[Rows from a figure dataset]
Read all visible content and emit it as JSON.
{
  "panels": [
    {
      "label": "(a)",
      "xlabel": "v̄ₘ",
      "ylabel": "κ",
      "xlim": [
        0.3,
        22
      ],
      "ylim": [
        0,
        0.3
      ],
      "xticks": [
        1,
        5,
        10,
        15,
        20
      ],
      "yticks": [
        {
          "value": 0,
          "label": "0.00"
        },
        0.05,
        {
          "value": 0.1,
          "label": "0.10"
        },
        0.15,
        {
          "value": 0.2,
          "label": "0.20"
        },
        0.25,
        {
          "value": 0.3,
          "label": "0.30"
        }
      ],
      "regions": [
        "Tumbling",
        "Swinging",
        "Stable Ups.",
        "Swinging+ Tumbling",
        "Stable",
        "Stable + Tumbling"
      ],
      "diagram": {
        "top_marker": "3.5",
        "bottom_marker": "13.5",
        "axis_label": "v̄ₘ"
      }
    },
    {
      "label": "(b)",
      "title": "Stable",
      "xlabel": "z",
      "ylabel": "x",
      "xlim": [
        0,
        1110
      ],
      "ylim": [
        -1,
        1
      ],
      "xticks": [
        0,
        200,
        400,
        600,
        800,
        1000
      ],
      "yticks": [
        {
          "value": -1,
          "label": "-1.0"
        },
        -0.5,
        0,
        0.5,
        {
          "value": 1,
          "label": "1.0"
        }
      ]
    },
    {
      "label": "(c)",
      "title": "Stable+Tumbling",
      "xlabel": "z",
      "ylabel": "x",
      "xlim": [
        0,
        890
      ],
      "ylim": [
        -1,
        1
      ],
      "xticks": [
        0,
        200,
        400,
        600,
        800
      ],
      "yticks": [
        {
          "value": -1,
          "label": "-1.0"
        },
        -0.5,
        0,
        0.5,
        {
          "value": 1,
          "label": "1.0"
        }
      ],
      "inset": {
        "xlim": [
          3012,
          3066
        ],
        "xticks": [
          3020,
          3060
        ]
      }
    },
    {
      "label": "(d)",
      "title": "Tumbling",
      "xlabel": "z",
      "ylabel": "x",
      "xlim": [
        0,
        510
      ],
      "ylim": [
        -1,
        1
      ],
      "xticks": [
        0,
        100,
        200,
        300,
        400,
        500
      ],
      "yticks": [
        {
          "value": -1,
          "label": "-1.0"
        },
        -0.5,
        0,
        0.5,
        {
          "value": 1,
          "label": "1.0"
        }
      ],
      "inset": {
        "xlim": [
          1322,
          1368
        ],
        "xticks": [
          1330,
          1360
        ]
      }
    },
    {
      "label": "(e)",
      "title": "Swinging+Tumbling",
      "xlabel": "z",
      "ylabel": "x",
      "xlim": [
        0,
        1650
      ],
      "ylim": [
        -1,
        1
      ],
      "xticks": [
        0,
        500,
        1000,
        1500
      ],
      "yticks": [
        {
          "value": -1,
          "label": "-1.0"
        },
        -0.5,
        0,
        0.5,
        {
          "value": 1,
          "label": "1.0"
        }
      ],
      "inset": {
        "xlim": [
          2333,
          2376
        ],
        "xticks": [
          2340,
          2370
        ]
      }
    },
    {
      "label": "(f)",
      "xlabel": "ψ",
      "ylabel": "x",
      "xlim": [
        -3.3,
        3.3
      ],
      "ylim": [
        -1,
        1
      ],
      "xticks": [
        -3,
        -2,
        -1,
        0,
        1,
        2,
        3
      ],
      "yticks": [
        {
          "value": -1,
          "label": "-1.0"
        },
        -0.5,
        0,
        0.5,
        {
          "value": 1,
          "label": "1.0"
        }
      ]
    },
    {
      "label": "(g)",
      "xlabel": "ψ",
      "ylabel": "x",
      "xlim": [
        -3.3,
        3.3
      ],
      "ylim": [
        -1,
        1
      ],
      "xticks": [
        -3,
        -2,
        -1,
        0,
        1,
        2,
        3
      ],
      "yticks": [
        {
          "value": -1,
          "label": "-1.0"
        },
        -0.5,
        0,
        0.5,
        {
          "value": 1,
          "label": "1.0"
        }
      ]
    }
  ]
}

-- Prompt --
Repeat the records above in full, character for character.

-- Complete response --
Read all visible content and emit it as JSON.
{
  "panels": [
    {
      "label": "(a)",
      "xlabel": "v̄ₘ",
      "ylabel": "κ",
      "xlim": [
        0.3,
        22
      ],
      "ylim": [
        0,
        0.3
      ],
      "xticks": [
        1,
        5,
        10,
        15,
        20
      ],
      "yticks": [
        {
          "value": 0,
          "label": "0.00"
        },
        0.05,
        {
          "value": 0.1,
          "label": "0.10"
        },
        0.15,
        {
          "value": 0.2,
          "label": "0.20"
        },
        0.25,
        {
          "value": 0.3,
          "label": "0.30"
        }
      ],
      "regions": [
        "Tumbling",
        "Swinging",
        "Stable Ups.",
        "Swinging+ Tumbling",
        "Stable",
        "Stable + Tumbling"
      ],
      "diagram": {
        "top_marker": "3.5",
        "bottom_marker": "13.5",
        "axis_label": "v̄ₘ"
      }
    },
    {
      "label": "(b)",
      "title": "Stable",
      "xlabel": "z",
      "ylabel": "x",
      "xlim": [
        0,
        1110
      ],
      "ylim": [
        -1,
        1
      ],
      "xticks": [
        0,
        200,
        400,
        600,
        800,
        1000
      ],
      "yticks": [
        {
          "value": -1,
          "label": "-1.0"
        },
        -0.5,
        0,
        0.5,
        {
          "value": 1,
          "label": "1.0"
        }
      ]
    },
    {
      "label": "(c)",
      "title": "Stable+Tumbling",
      "xlabel": "z",
      "ylabel": "x",
      "xlim": [
        0,
        890
      ],
      "ylim": [
        -1,
        1
      ],
      "xticks": [
        0,
        200,
        400,
        600,
        800
      ],
      "yticks": [
        {
          "value": -1,
          "label": "-1.0"
        },
        -0.5,
        0,
        0.5,
        {
          "value": 1,
          "label": "1.0"
        }
      ],
      "inset": {
        "xlim": [
          3012,
          3066
        ],
        "xticks": [
          3020,
          3060
        ]
      }
    },
    {
      "label": "(d)",
      "title": "Tumbling",
      "xlabel": "z",
      "ylabel": "x",
      "xlim": [
        0,
        510
      ],
      "ylim": [
        -1,
        1
      ],
      "xticks": [
        0,
        100,
        200,
        300,
        400,
        500
      ],
      "yticks": [
        {
          "value": -1,
          "label": "-1.0"
        },
        -0.5,
        0,
        0.5,
        {
          "value": 1,
          "label": "1.0"
        }
      ],
      "inset": {
        "xlim": [
          1322,
          1368
        ],
        "xticks": [
          1330,
          1360
        ]
      }
    },
    {
      "label": "(e)",
      "title": "Swinging+Tumbling",
      "xlabel": "z",
      "ylabel": "x",
      "xlim": [
        0,
        1650
      ],
      "ylim": [
        -1,
        1
      ],
      "xticks": [
        0,
        500,
        1000,
        1500
      ],
      "yticks": [
        {
          "value": -1,
          "label": "-1.0"
        },
        -0.5,
        0,
        0.5,
        {
          "value": 1,
          "label": "1.0"
        }
      ],
      "inset": {
        "xlim": [
          2333,
          2376
        ],
        "xticks": [
          2340,
          2370
        ]
      }
    },
    {
      "label": "(f)",
      "xlabel": "ψ",
      "ylabel": "x",
      "xlim": [
        -3.3,
        3.3
      ],
      "ylim": [
        -1,
        1
      ],
      "xticks": [
        -3,
        -2,
        -1,
        0,
        1,
        2,
        3
      ],
      "yticks": [
        {
          "value": -1,
          "label": "-1.0"
        },
        -0.5,
        0,
        0.5,
        {
          "value": 1,
          "label": "1.0"
        }
      ]
    },
    {
      "label": "(g)",
      "xlabel": "ψ",
      "ylabel": "x",
      "xlim": [
        -3.3,
        3.3
      ],
      "ylim": [
        -1,
        1
      ],
      "xticks": [
        -3,
        -2,
        -1,
        0,
        1,
        2,
        3
      ],
      "yticks": [
        {
          "value": -1,
          "label": "-1.0"
        },
        -0.5,
        0,
        0.5,
        {
          "value": 1,
          "label": "1.0"
        }
      ]
    }
  ]
}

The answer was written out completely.